Figure data in JSON »
○ ○ ○ ○ ○

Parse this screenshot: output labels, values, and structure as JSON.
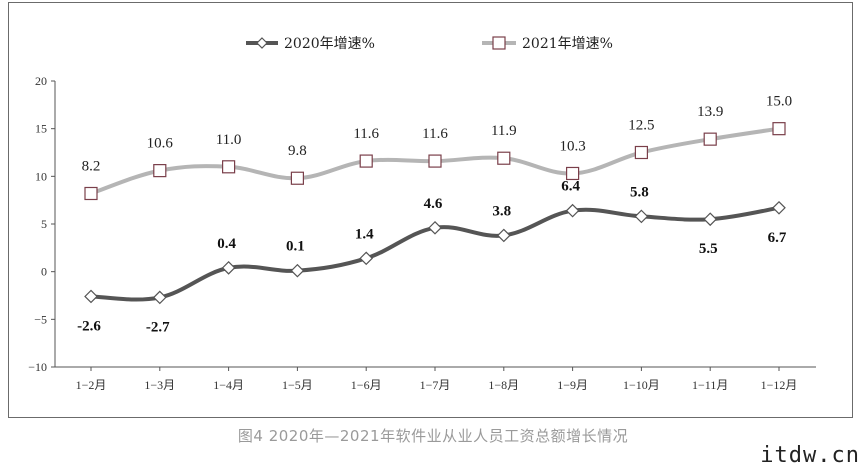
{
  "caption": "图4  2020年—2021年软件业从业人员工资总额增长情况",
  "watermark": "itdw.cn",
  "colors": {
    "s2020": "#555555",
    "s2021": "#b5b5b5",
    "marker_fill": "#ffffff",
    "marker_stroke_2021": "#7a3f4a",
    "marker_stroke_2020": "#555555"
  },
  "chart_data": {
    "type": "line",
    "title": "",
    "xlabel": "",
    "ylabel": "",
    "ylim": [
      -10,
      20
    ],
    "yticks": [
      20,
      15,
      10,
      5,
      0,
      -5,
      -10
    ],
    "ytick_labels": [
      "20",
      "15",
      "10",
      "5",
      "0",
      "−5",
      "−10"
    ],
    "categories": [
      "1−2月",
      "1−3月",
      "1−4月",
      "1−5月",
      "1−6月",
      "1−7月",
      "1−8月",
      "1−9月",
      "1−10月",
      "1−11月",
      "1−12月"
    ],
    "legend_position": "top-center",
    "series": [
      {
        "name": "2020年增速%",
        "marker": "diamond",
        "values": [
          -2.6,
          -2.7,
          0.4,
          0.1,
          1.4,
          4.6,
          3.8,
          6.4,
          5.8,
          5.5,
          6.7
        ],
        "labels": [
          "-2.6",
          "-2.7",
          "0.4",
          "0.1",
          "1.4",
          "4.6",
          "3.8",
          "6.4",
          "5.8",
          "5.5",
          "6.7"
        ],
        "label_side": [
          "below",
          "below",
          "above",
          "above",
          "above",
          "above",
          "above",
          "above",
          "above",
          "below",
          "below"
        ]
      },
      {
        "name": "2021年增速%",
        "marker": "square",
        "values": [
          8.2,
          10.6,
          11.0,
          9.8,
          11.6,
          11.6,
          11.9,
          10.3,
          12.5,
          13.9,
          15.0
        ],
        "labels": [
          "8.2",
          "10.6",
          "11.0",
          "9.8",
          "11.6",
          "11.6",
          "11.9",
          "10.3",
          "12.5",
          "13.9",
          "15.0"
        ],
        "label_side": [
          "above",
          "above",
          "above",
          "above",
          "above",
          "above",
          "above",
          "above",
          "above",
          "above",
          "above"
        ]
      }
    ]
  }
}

○ ○ ○ ○ ○

EXERCISE BRIEF » Reproduce the whole listing word for word, setting aside any pictures.

THE COMPLETED TASK »
Parse this screenshot: output labels, values, and structure as JSON.
{
  "caption": "图4  2020年—2021年软件业从业人员工资总额增长情况",
  "watermark": "itdw.cn",
  "colors": {
    "s2020": "#555555",
    "s2021": "#b5b5b5",
    "marker_fill": "#ffffff",
    "marker_stroke_2021": "#7a3f4a",
    "marker_stroke_2020": "#555555"
  },
  "chart_data": {
    "type": "line",
    "title": "",
    "xlabel": "",
    "ylabel": "",
    "ylim": [
      -10,
      20
    ],
    "yticks": [
      20,
      15,
      10,
      5,
      0,
      -5,
      -10
    ],
    "ytick_labels": [
      "20",
      "15",
      "10",
      "5",
      "0",
      "−5",
      "−10"
    ],
    "categories": [
      "1−2月",
      "1−3月",
      "1−4月",
      "1−5月",
      "1−6月",
      "1−7月",
      "1−8月",
      "1−9月",
      "1−10月",
      "1−11月",
      "1−12月"
    ],
    "legend_position": "top-center",
    "series": [
      {
        "name": "2020年增速%",
        "marker": "diamond",
        "values": [
          -2.6,
          -2.7,
          0.4,
          0.1,
          1.4,
          4.6,
          3.8,
          6.4,
          5.8,
          5.5,
          6.7
        ],
        "labels": [
          "-2.6",
          "-2.7",
          "0.4",
          "0.1",
          "1.4",
          "4.6",
          "3.8",
          "6.4",
          "5.8",
          "5.5",
          "6.7"
        ],
        "label_side": [
          "below",
          "below",
          "above",
          "above",
          "above",
          "above",
          "above",
          "above",
          "above",
          "below",
          "below"
        ]
      },
      {
        "name": "2021年增速%",
        "marker": "square",
        "values": [
          8.2,
          10.6,
          11.0,
          9.8,
          11.6,
          11.6,
          11.9,
          10.3,
          12.5,
          13.9,
          15.0
        ],
        "labels": [
          "8.2",
          "10.6",
          "11.0",
          "9.8",
          "11.6",
          "11.6",
          "11.9",
          "10.3",
          "12.5",
          "13.9",
          "15.0"
        ],
        "label_side": [
          "above",
          "above",
          "above",
          "above",
          "above",
          "above",
          "above",
          "above",
          "above",
          "above",
          "above"
        ]
      }
    ]
  }
}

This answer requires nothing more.